**Do this:**
Locate all lines with the word "промптинга". Copy them.

[Data entries]
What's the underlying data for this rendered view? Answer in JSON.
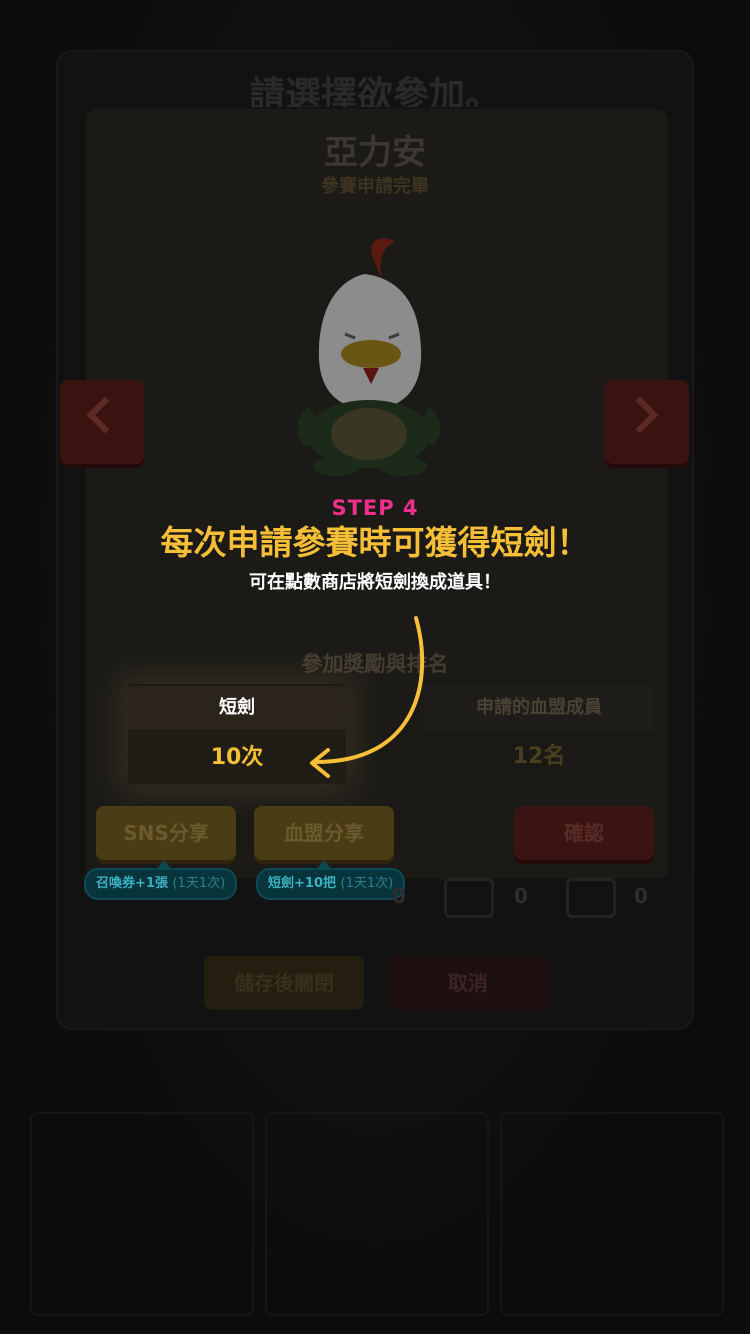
{
  "background": {
    "outer_title": "請選擇欲參加。",
    "dialog": {
      "name": "亞力安",
      "status": "參賽申請完畢",
      "rewards_title": "參加獎勵與排名",
      "columns": [
        {
          "header": "短劍",
          "value": "10次"
        },
        {
          "header": "申請的血盟成員",
          "value": "12名"
        }
      ],
      "buttons": {
        "sns_share": "SNS分享",
        "clan_share": "血盟分享",
        "confirm": "確認"
      },
      "tips": [
        {
          "main": "召喚券+1張",
          "note": "(1天1次)"
        },
        {
          "main": "短劍+10把",
          "note": "(1天1次)"
        }
      ]
    },
    "counts": [
      "0",
      "0",
      "0"
    ],
    "bottom_buttons": {
      "save": "儲存後關閉",
      "cancel": "取消"
    }
  },
  "tutorial": {
    "step": "STEP 4",
    "headline": "每次申請參賽時可獲得短劍！",
    "subline": "可在點數商店將短劍換成道具！"
  },
  "colors": {
    "accent_gold": "#f7be37",
    "step_pink": "#ee2f8e"
  }
}
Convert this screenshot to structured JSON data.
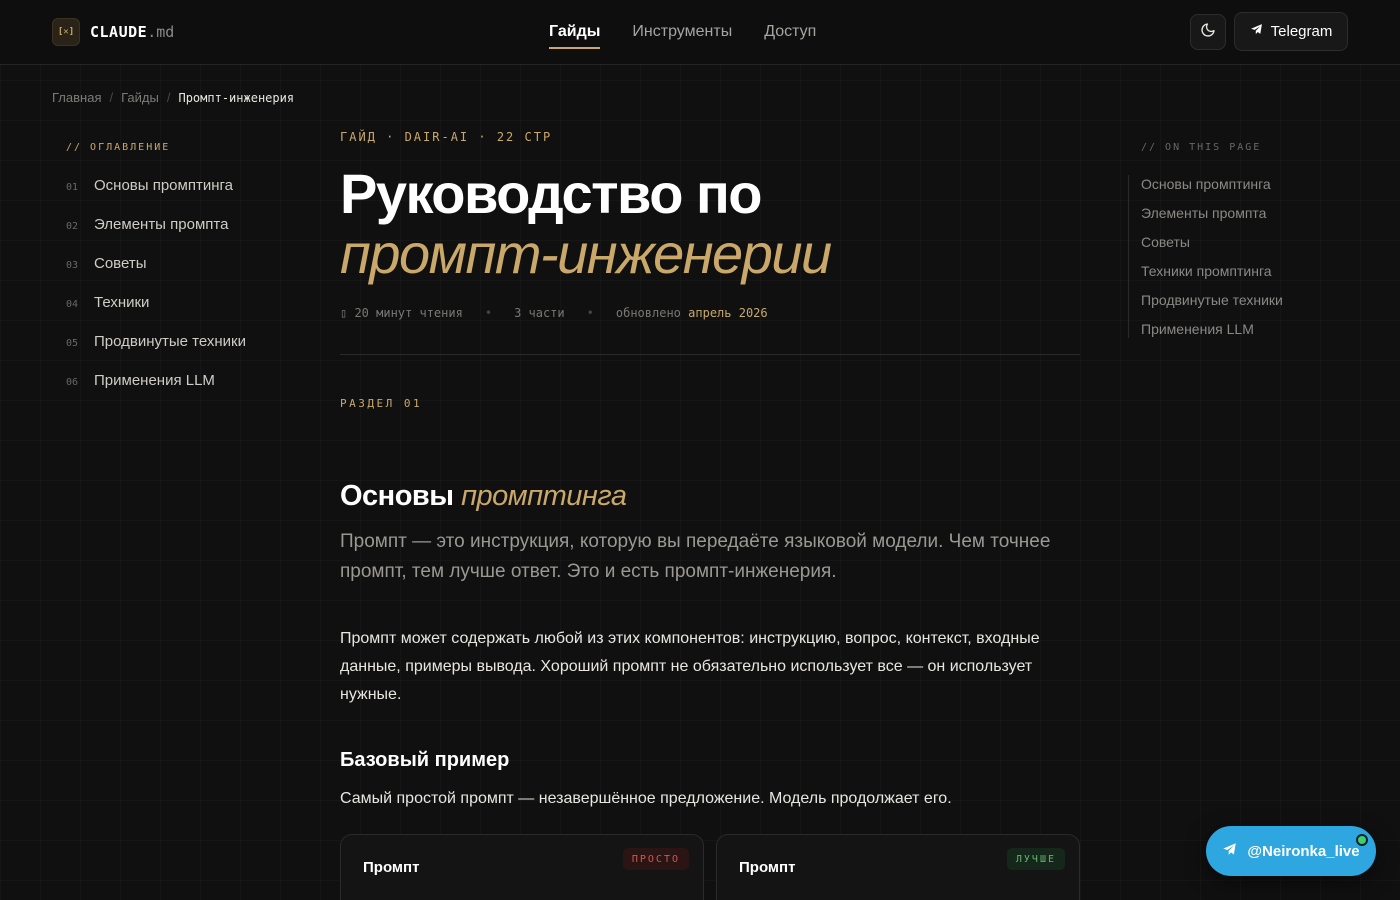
{
  "header": {
    "logo_mark": "[✕]",
    "logo_name": "CLAUDE",
    "logo_ext": ".md",
    "nav": [
      "Гайды",
      "Инструменты",
      "Доступ"
    ],
    "telegram_label": "Telegram"
  },
  "breadcrumb": [
    "Главная",
    "Гайды",
    "Промпт-инженерия"
  ],
  "toc_left": {
    "heading": "// ОГЛАВЛЕНИЕ",
    "items": [
      {
        "num": "01",
        "label": "Основы промптинга"
      },
      {
        "num": "02",
        "label": "Элементы промпта"
      },
      {
        "num": "03",
        "label": "Советы"
      },
      {
        "num": "04",
        "label": "Техники"
      },
      {
        "num": "05",
        "label": "Продвинутые техники"
      },
      {
        "num": "06",
        "label": "Применения LLM"
      }
    ]
  },
  "toc_right": {
    "heading": "// ON THIS PAGE",
    "items": [
      "Основы промптинга",
      "Элементы промпта",
      "Советы",
      "Техники промптинга",
      "Продвинутые техники",
      "Применения LLM"
    ]
  },
  "article": {
    "meta_top": "ГАЙД · DAIR-AI · 22 СТР",
    "title_line1": "Руководство по",
    "title_line2": "промпт-инженерии",
    "read_time": "▯ 20 минут чтения",
    "parts": "3 части",
    "updated_prefix": "обновлено",
    "updated_date": "апрель 2026",
    "section_label": "РАЗДЕЛ 01",
    "h2_plain": "Основы",
    "h2_accent": "промптинга",
    "lead": "Промпт — это инструкция, которую вы передаёте языковой модели. Чем точнее промпт, тем лучше ответ. Это и есть промпт-инженерия.",
    "paragraph": "Промпт может содержать любой из этих компонентов: инструкцию, вопрос, контекст, входные данные, примеры вывода. Хороший промпт не обязательно использует все — он использует нужные.",
    "h3": "Базовый пример",
    "paragraph2": "Самый простой промпт — незавершённое предложение. Модель продолжает его.",
    "cards": [
      {
        "title": "Промпт",
        "badge": "ПРОСТО"
      },
      {
        "title": "Промпт",
        "badge": "ЛУЧШЕ"
      }
    ]
  },
  "floating": {
    "handle": "@Neironka_live"
  },
  "colors": {
    "accent": "#c9a86a",
    "telegram": "#2ea6e0",
    "background": "#101010"
  }
}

**Expected answer:**
        "label": "Основы промптинга"
      "Основы промптинга",
      "Техники промптинга",
    "h2_accent": "промптинга",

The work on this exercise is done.